*WHAT TO PRODUCE*
Quote the material below word for word, keeping every line unchanged.

(Entries from a layout dataset)

##########

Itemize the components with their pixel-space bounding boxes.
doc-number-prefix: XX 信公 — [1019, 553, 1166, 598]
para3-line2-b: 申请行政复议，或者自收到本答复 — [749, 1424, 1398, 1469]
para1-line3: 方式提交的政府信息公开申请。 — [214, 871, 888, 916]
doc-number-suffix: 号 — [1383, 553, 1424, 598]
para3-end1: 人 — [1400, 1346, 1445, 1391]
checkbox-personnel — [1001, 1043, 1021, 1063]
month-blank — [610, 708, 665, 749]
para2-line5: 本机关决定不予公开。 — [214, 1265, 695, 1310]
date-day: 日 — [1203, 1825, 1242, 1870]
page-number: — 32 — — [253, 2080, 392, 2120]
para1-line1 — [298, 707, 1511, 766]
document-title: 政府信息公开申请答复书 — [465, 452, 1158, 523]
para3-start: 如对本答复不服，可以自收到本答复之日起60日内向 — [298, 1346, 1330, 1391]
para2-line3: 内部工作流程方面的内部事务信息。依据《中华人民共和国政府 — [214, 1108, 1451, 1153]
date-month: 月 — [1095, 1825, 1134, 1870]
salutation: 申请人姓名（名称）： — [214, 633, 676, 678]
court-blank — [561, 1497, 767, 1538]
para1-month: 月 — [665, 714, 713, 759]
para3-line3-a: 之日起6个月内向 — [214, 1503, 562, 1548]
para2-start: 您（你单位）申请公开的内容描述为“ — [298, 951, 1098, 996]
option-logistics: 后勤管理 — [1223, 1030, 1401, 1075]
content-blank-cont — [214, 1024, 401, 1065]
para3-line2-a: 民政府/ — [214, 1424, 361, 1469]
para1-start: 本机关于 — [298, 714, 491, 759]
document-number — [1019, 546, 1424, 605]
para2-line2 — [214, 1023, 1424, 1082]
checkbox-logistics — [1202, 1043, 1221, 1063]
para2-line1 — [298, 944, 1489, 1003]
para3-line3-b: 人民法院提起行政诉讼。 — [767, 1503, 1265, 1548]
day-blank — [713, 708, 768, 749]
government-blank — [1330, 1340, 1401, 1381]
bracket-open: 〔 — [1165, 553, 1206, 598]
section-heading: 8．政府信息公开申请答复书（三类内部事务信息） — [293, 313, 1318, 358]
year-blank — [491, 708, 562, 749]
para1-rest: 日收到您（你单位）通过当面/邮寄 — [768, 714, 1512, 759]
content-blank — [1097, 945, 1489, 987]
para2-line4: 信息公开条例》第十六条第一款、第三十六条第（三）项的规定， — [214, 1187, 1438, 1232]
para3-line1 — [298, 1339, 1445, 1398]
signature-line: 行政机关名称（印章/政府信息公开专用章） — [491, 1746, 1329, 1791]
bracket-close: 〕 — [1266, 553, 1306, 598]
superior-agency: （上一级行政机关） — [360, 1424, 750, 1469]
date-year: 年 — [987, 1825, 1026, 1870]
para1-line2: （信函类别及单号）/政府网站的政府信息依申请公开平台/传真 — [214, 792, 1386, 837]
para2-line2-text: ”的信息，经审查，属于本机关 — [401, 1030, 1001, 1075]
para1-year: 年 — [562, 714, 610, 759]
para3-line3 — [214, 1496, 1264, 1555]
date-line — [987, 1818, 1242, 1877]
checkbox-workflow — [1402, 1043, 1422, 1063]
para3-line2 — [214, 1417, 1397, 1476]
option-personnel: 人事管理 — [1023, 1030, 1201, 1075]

##########

*THE ANSWER*
Itemize the components with their pixel-space bounding boxes.
doc-number-prefix: XX 信公 — [1019, 553, 1166, 598]
para3-line2-b: 申请行政复议，或者自收到本答复 — [749, 1424, 1398, 1469]
para1-line3: 方式提交的政府信息公开申请。 — [214, 871, 888, 916]
doc-number-suffix: 号 — [1383, 553, 1424, 598]
para3-end1: 人 — [1400, 1346, 1445, 1391]
checkbox-personnel — [1001, 1043, 1021, 1063]
month-blank — [610, 708, 665, 749]
para2-line5: 本机关决定不予公开。 — [214, 1265, 695, 1310]
date-day: 日 — [1203, 1825, 1242, 1870]
page-number: — 32 — — [253, 2080, 392, 2120]
para1-line1 — [298, 707, 1511, 766]
document-title: 政府信息公开申请答复书 — [465, 452, 1158, 523]
para3-start: 如对本答复不服，可以自收到本答复之日起60日内向 — [298, 1346, 1330, 1391]
para2-line3: 内部工作流程方面的内部事务信息。依据《中华人民共和国政府 — [214, 1108, 1451, 1153]
date-month: 月 — [1095, 1825, 1134, 1870]
salutation: 申请人姓名（名称）： — [214, 633, 676, 678]
court-blank — [561, 1497, 767, 1538]
para1-month: 月 — [665, 714, 713, 759]
para3-line3-a: 之日起6个月内向 — [214, 1503, 562, 1548]
para2-start: 您（你单位）申请公开的内容描述为“ — [298, 951, 1098, 996]
option-logistics: 后勤管理 — [1223, 1030, 1401, 1075]
content-blank-cont — [214, 1024, 401, 1065]
para3-line2-a: 民政府/ — [214, 1424, 361, 1469]
para1-start: 本机关于 — [298, 714, 491, 759]
document-number — [1019, 546, 1424, 605]
para2-line2 — [214, 1023, 1424, 1082]
checkbox-logistics — [1202, 1043, 1221, 1063]
para2-line1 — [298, 944, 1489, 1003]
para3-line3-b: 人民法院提起行政诉讼。 — [767, 1503, 1265, 1548]
day-blank — [713, 708, 768, 749]
government-blank — [1330, 1340, 1401, 1381]
bracket-open: 〔 — [1165, 553, 1206, 598]
section-heading: 8．政府信息公开申请答复书（三类内部事务信息） — [293, 313, 1318, 358]
year-blank — [491, 708, 562, 749]
para1-rest: 日收到您（你单位）通过当面/邮寄 — [768, 714, 1512, 759]
content-blank — [1097, 945, 1489, 987]
para2-line4: 信息公开条例》第十六条第一款、第三十六条第（三）项的规定， — [214, 1187, 1438, 1232]
para3-line1 — [298, 1339, 1445, 1398]
signature-line: 行政机关名称（印章/政府信息公开专用章） — [491, 1746, 1329, 1791]
bracket-close: 〕 — [1266, 553, 1306, 598]
superior-agency: （上一级行政机关） — [360, 1424, 750, 1469]
date-year: 年 — [987, 1825, 1026, 1870]
para1-line2: （信函类别及单号）/政府网站的政府信息依申请公开平台/传真 — [214, 792, 1386, 837]
para2-line2-text: ”的信息，经审查，属于本机关 — [401, 1030, 1001, 1075]
para1-year: 年 — [562, 714, 610, 759]
para3-line3 — [214, 1496, 1264, 1555]
date-line — [987, 1818, 1242, 1877]
checkbox-workflow — [1402, 1043, 1422, 1063]
para3-line2 — [214, 1417, 1397, 1476]
option-personnel: 人事管理 — [1023, 1030, 1201, 1075]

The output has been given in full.